-- START DATA FOR THIS TASK --

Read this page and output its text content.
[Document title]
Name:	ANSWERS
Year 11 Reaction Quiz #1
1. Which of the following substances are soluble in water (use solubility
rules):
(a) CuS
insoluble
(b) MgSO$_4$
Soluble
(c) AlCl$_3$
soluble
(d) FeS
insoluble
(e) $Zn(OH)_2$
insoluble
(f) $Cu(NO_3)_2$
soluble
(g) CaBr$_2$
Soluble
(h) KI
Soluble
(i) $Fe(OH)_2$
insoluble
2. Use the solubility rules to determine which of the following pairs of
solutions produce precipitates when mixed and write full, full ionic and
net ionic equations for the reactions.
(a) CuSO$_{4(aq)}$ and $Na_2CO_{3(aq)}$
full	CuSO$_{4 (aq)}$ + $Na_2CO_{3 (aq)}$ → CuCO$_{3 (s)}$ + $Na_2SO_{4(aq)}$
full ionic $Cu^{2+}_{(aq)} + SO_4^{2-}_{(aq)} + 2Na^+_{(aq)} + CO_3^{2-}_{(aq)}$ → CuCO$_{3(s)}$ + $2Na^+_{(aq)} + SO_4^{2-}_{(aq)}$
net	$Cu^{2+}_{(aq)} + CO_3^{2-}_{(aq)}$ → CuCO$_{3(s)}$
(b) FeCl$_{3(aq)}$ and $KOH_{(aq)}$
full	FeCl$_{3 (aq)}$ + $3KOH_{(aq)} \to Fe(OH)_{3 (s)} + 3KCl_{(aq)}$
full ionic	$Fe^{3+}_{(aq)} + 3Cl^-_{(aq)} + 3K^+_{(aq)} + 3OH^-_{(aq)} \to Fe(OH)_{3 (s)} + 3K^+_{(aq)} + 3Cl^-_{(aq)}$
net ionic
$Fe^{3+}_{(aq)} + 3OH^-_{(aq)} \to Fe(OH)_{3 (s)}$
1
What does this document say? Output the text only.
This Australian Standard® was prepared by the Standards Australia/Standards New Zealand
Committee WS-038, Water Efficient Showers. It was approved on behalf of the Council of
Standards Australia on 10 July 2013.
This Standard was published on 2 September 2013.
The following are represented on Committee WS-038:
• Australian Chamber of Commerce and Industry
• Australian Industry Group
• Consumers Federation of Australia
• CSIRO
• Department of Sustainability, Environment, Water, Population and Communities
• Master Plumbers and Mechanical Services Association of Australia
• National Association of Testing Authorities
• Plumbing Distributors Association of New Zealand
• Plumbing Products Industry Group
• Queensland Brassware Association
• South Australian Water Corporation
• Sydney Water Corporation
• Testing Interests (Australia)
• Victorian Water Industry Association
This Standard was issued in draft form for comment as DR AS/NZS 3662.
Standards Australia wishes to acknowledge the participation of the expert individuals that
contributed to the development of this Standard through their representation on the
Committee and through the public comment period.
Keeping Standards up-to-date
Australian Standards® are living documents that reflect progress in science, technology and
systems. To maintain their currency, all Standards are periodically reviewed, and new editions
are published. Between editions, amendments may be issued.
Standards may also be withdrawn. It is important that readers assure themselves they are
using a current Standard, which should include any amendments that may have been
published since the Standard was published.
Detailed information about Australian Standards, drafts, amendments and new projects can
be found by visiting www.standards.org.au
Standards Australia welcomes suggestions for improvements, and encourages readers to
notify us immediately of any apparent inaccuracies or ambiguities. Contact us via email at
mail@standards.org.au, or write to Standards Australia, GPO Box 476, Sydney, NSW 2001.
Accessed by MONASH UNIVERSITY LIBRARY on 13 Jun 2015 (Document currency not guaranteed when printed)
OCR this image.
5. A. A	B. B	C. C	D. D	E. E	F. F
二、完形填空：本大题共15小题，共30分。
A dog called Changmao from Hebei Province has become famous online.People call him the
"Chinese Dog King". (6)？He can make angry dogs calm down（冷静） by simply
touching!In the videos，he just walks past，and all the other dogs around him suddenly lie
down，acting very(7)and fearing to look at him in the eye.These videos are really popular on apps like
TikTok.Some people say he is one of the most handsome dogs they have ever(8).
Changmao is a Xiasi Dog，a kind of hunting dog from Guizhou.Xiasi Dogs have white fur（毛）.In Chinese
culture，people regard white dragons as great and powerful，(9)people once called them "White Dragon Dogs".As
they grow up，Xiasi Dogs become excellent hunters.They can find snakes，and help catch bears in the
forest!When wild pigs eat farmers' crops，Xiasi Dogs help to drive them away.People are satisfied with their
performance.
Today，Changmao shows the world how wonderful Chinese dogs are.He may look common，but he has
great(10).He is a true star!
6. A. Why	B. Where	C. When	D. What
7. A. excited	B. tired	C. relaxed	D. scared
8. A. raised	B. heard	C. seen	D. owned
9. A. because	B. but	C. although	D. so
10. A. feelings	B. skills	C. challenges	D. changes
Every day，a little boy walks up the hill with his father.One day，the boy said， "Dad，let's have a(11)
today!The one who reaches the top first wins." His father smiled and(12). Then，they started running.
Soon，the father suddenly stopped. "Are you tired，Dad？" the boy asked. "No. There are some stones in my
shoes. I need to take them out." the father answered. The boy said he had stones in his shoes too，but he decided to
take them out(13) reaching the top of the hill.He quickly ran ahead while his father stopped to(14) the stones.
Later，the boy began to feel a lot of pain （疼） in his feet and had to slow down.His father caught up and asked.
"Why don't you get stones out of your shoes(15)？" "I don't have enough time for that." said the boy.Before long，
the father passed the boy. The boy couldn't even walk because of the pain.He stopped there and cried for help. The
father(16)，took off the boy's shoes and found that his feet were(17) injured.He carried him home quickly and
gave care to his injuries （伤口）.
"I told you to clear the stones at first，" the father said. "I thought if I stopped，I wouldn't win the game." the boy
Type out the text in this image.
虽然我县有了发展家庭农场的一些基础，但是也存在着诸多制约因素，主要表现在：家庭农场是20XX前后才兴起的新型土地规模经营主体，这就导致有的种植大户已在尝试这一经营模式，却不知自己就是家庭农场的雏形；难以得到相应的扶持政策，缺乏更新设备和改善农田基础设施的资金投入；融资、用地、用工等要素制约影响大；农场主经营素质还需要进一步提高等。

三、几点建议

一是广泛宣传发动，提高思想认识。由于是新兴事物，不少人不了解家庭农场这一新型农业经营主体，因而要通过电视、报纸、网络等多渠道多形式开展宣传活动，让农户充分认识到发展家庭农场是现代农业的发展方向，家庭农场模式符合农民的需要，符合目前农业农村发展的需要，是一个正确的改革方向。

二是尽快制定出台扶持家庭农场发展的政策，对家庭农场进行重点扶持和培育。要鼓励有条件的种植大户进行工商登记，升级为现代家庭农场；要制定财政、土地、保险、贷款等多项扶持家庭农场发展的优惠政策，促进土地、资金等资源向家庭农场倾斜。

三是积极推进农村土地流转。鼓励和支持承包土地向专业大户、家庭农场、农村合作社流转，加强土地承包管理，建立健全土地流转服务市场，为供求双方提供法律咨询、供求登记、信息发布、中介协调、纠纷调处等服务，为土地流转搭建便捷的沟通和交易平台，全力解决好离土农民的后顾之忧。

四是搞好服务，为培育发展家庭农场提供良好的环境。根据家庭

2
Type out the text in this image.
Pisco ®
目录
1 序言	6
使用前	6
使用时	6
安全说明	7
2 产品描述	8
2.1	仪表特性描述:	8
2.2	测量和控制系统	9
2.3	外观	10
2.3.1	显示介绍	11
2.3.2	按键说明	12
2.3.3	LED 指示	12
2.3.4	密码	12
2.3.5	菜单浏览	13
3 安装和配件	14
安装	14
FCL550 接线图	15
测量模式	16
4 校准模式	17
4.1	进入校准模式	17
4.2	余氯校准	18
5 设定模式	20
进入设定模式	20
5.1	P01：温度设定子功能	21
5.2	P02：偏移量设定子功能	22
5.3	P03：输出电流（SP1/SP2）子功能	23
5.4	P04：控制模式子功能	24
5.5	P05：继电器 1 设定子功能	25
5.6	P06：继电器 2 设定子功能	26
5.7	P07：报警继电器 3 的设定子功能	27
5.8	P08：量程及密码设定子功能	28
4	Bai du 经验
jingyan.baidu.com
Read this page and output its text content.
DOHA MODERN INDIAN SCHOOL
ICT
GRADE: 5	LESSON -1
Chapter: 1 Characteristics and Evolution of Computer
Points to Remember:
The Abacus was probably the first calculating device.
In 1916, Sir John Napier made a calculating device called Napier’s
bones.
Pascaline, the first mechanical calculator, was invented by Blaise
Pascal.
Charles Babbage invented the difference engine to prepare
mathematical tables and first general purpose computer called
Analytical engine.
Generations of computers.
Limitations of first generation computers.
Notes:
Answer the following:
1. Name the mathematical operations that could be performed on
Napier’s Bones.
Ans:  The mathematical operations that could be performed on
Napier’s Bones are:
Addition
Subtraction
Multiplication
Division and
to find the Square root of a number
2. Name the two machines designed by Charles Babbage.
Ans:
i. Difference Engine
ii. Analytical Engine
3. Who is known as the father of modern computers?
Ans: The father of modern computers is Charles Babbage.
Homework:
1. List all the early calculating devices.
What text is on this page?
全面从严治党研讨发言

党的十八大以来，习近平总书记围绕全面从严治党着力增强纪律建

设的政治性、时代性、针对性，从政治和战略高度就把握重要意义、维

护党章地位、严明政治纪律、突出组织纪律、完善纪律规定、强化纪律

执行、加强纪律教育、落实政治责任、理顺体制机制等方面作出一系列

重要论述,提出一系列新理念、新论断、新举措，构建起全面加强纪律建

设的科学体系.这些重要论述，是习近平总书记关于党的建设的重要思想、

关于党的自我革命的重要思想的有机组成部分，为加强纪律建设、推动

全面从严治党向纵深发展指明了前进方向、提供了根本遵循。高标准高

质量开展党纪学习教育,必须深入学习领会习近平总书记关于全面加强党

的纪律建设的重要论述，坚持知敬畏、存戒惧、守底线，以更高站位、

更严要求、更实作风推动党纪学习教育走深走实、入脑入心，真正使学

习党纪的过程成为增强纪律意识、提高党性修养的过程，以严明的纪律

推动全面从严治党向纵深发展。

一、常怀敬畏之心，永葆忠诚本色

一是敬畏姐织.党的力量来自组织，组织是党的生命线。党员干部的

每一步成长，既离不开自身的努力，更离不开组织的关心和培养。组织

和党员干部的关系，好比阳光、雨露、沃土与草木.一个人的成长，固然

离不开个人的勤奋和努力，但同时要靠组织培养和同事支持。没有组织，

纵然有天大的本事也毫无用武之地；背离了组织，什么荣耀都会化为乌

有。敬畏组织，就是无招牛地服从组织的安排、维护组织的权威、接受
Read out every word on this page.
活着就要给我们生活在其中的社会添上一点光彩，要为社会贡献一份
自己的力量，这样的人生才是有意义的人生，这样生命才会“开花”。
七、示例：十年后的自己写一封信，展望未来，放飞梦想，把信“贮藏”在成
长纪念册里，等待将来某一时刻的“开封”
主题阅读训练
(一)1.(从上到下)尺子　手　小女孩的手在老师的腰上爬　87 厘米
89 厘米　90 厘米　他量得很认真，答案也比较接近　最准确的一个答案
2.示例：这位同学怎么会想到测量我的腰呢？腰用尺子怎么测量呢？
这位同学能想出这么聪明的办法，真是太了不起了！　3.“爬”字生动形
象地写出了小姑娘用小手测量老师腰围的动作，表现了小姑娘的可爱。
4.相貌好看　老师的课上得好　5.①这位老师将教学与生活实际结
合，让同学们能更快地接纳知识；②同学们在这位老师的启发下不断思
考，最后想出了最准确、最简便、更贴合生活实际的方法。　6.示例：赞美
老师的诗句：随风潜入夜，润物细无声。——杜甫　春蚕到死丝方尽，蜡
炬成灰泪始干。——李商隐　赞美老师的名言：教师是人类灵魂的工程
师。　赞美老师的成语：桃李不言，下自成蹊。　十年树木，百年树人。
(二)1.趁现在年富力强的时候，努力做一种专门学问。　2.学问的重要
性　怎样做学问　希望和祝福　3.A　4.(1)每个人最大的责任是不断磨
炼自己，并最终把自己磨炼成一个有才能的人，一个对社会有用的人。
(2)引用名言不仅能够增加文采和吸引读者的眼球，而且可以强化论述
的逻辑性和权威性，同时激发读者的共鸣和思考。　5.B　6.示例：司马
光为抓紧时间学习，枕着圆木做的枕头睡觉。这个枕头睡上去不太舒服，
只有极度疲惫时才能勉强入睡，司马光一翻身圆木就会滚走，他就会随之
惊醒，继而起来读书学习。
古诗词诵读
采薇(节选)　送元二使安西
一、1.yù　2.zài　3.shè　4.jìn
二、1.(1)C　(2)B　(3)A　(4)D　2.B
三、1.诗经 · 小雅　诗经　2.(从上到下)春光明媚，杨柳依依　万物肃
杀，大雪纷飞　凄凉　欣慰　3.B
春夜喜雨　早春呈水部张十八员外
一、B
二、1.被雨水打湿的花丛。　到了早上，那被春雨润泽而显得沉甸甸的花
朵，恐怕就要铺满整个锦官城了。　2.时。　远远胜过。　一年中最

-- END DATA FOR THIS TASK --

Show all lines from the data above in which the word "Xiasi" appears.

Changmao is a Xiasi Dog，a kind of hunting dog from Guizhou.Xiasi Dogs have white fur（毛）.In Chinese
they grow up，Xiasi Dogs become excellent hunters.They can find snakes，and help catch bears in the
forest!When wild pigs eat farmers' crops，Xiasi Dogs help to drive them away.People are satisfied with their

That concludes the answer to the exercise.